═══ DATA SUPPLIED

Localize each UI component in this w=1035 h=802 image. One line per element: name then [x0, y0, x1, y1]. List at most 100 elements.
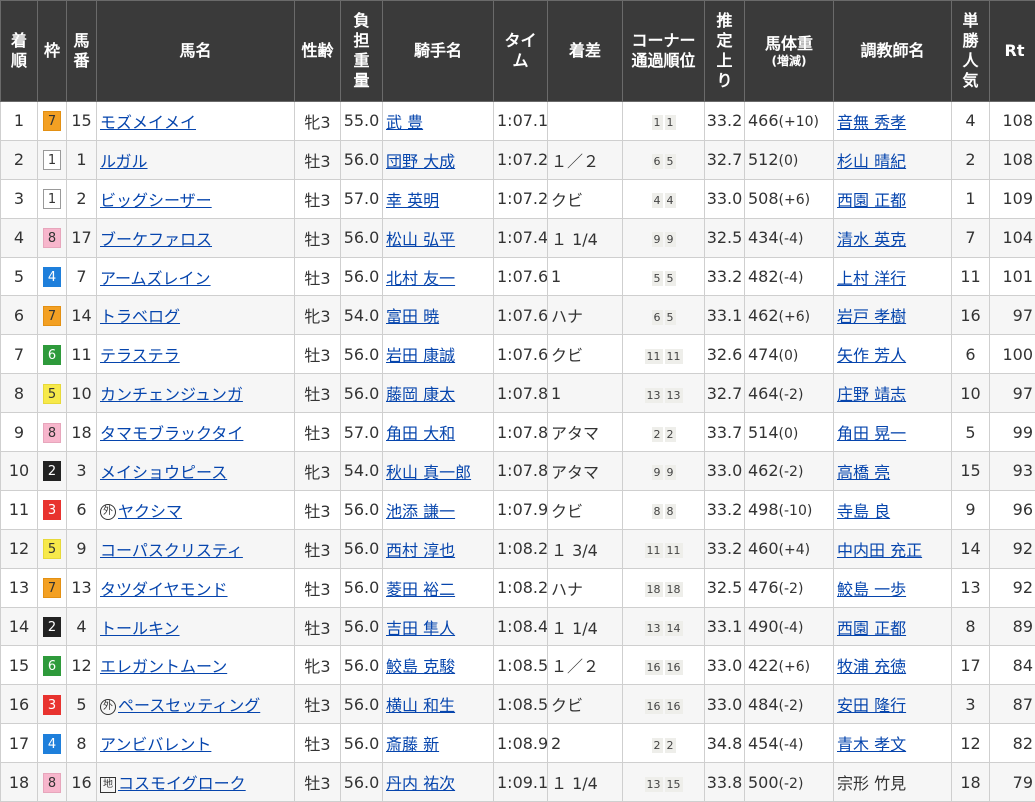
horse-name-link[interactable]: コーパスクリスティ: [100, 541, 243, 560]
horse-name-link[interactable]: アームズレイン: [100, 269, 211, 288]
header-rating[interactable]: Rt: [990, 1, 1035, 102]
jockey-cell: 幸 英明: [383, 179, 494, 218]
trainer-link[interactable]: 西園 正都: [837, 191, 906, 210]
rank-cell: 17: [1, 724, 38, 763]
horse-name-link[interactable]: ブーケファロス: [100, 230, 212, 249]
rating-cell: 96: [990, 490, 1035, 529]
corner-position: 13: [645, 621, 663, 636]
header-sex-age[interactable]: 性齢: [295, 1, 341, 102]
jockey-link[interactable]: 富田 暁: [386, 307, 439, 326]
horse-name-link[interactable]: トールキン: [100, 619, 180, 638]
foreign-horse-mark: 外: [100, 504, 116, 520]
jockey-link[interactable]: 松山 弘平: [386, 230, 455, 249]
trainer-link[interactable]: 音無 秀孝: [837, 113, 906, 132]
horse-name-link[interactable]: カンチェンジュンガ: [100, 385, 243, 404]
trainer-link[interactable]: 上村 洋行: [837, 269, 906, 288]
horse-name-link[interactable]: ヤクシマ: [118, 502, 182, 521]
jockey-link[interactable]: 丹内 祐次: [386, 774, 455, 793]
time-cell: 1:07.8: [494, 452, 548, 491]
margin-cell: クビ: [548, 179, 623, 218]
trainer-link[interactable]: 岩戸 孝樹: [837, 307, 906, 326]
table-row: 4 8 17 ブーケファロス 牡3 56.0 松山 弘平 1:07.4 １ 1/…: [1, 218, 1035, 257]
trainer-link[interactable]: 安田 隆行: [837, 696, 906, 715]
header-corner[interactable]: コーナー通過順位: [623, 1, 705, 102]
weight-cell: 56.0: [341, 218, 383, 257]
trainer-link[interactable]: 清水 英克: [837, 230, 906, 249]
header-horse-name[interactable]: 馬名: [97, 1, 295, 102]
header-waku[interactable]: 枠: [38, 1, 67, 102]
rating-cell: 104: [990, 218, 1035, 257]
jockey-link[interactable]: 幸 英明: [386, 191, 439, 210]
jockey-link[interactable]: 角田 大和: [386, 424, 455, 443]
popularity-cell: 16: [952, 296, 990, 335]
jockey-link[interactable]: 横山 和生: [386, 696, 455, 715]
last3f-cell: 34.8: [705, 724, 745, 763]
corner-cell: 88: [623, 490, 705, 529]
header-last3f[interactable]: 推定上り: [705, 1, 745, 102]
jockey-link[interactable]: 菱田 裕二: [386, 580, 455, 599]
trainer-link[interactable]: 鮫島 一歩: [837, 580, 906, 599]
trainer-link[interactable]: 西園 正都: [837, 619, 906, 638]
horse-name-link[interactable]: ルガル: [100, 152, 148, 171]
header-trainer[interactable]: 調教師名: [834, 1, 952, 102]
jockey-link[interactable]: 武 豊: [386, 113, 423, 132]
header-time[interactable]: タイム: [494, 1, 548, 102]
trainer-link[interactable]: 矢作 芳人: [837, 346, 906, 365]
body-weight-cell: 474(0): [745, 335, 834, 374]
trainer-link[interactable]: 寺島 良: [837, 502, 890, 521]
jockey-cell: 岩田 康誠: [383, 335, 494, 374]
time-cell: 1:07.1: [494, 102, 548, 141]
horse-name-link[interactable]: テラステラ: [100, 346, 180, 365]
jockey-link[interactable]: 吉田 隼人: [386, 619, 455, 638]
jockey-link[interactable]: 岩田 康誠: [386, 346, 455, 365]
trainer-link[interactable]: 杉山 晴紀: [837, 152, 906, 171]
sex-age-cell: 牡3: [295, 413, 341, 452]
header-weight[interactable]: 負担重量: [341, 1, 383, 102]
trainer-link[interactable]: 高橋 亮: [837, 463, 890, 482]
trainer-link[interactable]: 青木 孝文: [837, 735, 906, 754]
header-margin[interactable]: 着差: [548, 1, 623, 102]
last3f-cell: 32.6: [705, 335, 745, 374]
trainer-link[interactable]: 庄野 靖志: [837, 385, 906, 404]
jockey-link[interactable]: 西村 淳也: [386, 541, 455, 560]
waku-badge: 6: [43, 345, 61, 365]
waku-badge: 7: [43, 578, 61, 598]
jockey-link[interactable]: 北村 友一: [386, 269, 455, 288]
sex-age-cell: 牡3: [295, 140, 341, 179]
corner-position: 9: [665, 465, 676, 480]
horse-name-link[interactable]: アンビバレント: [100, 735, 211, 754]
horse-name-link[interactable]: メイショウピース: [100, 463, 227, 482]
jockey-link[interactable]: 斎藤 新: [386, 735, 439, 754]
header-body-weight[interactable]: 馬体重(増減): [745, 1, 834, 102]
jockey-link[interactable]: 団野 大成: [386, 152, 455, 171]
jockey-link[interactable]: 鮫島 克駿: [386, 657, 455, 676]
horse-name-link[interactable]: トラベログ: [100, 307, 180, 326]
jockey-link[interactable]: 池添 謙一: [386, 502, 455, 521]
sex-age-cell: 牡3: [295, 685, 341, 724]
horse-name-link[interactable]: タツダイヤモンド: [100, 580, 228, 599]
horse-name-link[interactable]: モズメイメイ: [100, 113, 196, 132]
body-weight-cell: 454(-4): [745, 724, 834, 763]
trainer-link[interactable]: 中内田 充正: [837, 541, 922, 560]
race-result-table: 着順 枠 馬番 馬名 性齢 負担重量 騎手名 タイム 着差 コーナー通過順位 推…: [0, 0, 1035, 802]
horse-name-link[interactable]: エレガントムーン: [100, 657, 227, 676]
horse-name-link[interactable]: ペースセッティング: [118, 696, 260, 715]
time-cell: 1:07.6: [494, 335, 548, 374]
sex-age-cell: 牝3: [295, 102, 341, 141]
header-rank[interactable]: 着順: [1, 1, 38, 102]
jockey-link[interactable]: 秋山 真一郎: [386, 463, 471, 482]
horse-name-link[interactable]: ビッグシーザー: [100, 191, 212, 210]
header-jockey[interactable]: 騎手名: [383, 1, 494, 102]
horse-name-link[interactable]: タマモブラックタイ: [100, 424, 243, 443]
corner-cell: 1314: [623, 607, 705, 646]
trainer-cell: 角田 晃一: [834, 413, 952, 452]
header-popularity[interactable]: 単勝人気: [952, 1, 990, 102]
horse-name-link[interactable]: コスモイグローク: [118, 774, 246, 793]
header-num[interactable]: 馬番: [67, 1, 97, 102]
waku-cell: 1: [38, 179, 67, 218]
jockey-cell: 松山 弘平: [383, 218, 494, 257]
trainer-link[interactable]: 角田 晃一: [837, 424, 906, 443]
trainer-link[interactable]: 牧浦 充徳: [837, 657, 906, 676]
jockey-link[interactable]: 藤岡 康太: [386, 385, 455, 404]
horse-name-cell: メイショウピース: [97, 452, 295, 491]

══════

§ EXERCISE AIM:
Reproduce the data above, replacing every occurrence of "trainer-link" with "trainer-anchor" and leaving all else unchanged. Omit the pictures.

§ OUTPUT FOR THIS TASK:
Localize each UI component in this w=1035 h=802 image. One line per element: name then [x0, y0, x1, y1]. List at most 100 elements.
horse-name-link[interactable]: コーパスクリスティ: [100, 541, 243, 560]
horse-name-link[interactable]: アームズレイン: [100, 269, 211, 288]
header-rating[interactable]: Rt: [990, 1, 1035, 102]
jockey-cell: 幸 英明: [383, 179, 494, 218]
trainer-anchor[interactable]: 西園 正都: [837, 191, 906, 210]
rank-cell: 17: [1, 724, 38, 763]
horse-name-link[interactable]: ブーケファロス: [100, 230, 212, 249]
rating-cell: 96: [990, 490, 1035, 529]
corner-position: 13: [645, 621, 663, 636]
header-sex-age[interactable]: 性齢: [295, 1, 341, 102]
jockey-link[interactable]: 富田 暁: [386, 307, 439, 326]
horse-name-link[interactable]: トールキン: [100, 619, 180, 638]
foreign-horse-mark: 外: [100, 504, 116, 520]
jockey-link[interactable]: 松山 弘平: [386, 230, 455, 249]
trainer-anchor[interactable]: 音無 秀孝: [837, 113, 906, 132]
horse-name-link[interactable]: カンチェンジュンガ: [100, 385, 243, 404]
trainer-anchor[interactable]: 上村 洋行: [837, 269, 906, 288]
horse-name-link[interactable]: ヤクシマ: [118, 502, 182, 521]
jockey-link[interactable]: 丹内 祐次: [386, 774, 455, 793]
time-cell: 1:07.8: [494, 452, 548, 491]
margin-cell: クビ: [548, 179, 623, 218]
trainer-anchor[interactable]: 岩戸 孝樹: [837, 307, 906, 326]
table-row: 4 8 17 ブーケファロス 牡3 56.0 松山 弘平 1:07.4 １ 1/…: [1, 218, 1035, 257]
trainer-anchor[interactable]: 安田 隆行: [837, 696, 906, 715]
header-corner[interactable]: コーナー通過順位: [623, 1, 705, 102]
weight-cell: 56.0: [341, 218, 383, 257]
trainer-anchor[interactable]: 清水 英克: [837, 230, 906, 249]
header-horse-name[interactable]: 馬名: [97, 1, 295, 102]
header-waku[interactable]: 枠: [38, 1, 67, 102]
rating-cell: 104: [990, 218, 1035, 257]
jockey-link[interactable]: 幸 英明: [386, 191, 439, 210]
jockey-link[interactable]: 角田 大和: [386, 424, 455, 443]
popularity-cell: 16: [952, 296, 990, 335]
jockey-link[interactable]: 横山 和生: [386, 696, 455, 715]
last3f-cell: 34.8: [705, 724, 745, 763]
corner-cell: 88: [623, 490, 705, 529]
header-last3f[interactable]: 推定上り: [705, 1, 745, 102]
jockey-link[interactable]: 菱田 裕二: [386, 580, 455, 599]
trainer-anchor[interactable]: 鮫島 一歩: [837, 580, 906, 599]
trainer-anchor[interactable]: 西園 正都: [837, 619, 906, 638]
horse-name-link[interactable]: ルガル: [100, 152, 148, 171]
header-trainer[interactable]: 調教師名: [834, 1, 952, 102]
jockey-link[interactable]: 武 豊: [386, 113, 423, 132]
header-time[interactable]: タイム: [494, 1, 548, 102]
trainer-anchor[interactable]: 矢作 芳人: [837, 346, 906, 365]
body-weight-cell: 474(0): [745, 335, 834, 374]
trainer-anchor[interactable]: 寺島 良: [837, 502, 890, 521]
jockey-cell: 岩田 康誠: [383, 335, 494, 374]
time-cell: 1:07.1: [494, 102, 548, 141]
horse-name-link[interactable]: テラステラ: [100, 346, 180, 365]
jockey-link[interactable]: 吉田 隼人: [386, 619, 455, 638]
jockey-link[interactable]: 岩田 康誠: [386, 346, 455, 365]
trainer-anchor[interactable]: 杉山 晴紀: [837, 152, 906, 171]
sex-age-cell: 牡3: [295, 413, 341, 452]
header-weight[interactable]: 負担重量: [341, 1, 383, 102]
trainer-anchor[interactable]: 高橋 亮: [837, 463, 890, 482]
trainer-anchor[interactable]: 青木 孝文: [837, 735, 906, 754]
header-margin[interactable]: 着差: [548, 1, 623, 102]
last3f-cell: 32.6: [705, 335, 745, 374]
trainer-anchor[interactable]: 庄野 靖志: [837, 385, 906, 404]
jockey-link[interactable]: 西村 淳也: [386, 541, 455, 560]
waku-badge: 6: [43, 345, 61, 365]
waku-badge: 7: [43, 578, 61, 598]
jockey-link[interactable]: 北村 友一: [386, 269, 455, 288]
sex-age-cell: 牡3: [295, 140, 341, 179]
corner-position: 9: [665, 465, 676, 480]
horse-name-link[interactable]: アンビバレント: [100, 735, 211, 754]
horse-name-link[interactable]: メイショウピース: [100, 463, 227, 482]
jockey-link[interactable]: 斎藤 新: [386, 735, 439, 754]
header-body-weight[interactable]: 馬体重(増減): [745, 1, 834, 102]
jockey-link[interactable]: 団野 大成: [386, 152, 455, 171]
jockey-link[interactable]: 鮫島 克駿: [386, 657, 455, 676]
horse-name-link[interactable]: トラベログ: [100, 307, 180, 326]
jockey-link[interactable]: 池添 謙一: [386, 502, 455, 521]
sex-age-cell: 牡3: [295, 685, 341, 724]
horse-name-link[interactable]: タツダイヤモンド: [100, 580, 228, 599]
horse-name-link[interactable]: モズメイメイ: [100, 113, 196, 132]
body-weight-cell: 454(-4): [745, 724, 834, 763]
trainer-anchor[interactable]: 中内田 充正: [837, 541, 922, 560]
race-result-table: 着順 枠 馬番 馬名 性齢 負担重量 騎手名 タイム 着差 コーナー通過順位 推…: [0, 0, 1035, 802]
horse-name-link[interactable]: エレガントムーン: [100, 657, 227, 676]
horse-name-link[interactable]: ペースセッティング: [118, 696, 260, 715]
time-cell: 1:07.6: [494, 335, 548, 374]
sex-age-cell: 牝3: [295, 102, 341, 141]
header-rank[interactable]: 着順: [1, 1, 38, 102]
jockey-link[interactable]: 秋山 真一郎: [386, 463, 471, 482]
horse-name-link[interactable]: ビッグシーザー: [100, 191, 212, 210]
header-jockey[interactable]: 騎手名: [383, 1, 494, 102]
horse-name-link[interactable]: タマモブラックタイ: [100, 424, 243, 443]
corner-cell: 1314: [623, 607, 705, 646]
trainer-cell: 角田 晃一: [834, 413, 952, 452]
header-popularity[interactable]: 単勝人気: [952, 1, 990, 102]
horse-name-link[interactable]: コスモイグローク: [118, 774, 246, 793]
header-num[interactable]: 馬番: [67, 1, 97, 102]
waku-cell: 1: [38, 179, 67, 218]
jockey-cell: 松山 弘平: [383, 218, 494, 257]
trainer-anchor[interactable]: 角田 晃一: [837, 424, 906, 443]
trainer-anchor[interactable]: 牧浦 充徳: [837, 657, 906, 676]
jockey-link[interactable]: 藤岡 康太: [386, 385, 455, 404]
horse-name-cell: メイショウピース: [97, 452, 295, 491]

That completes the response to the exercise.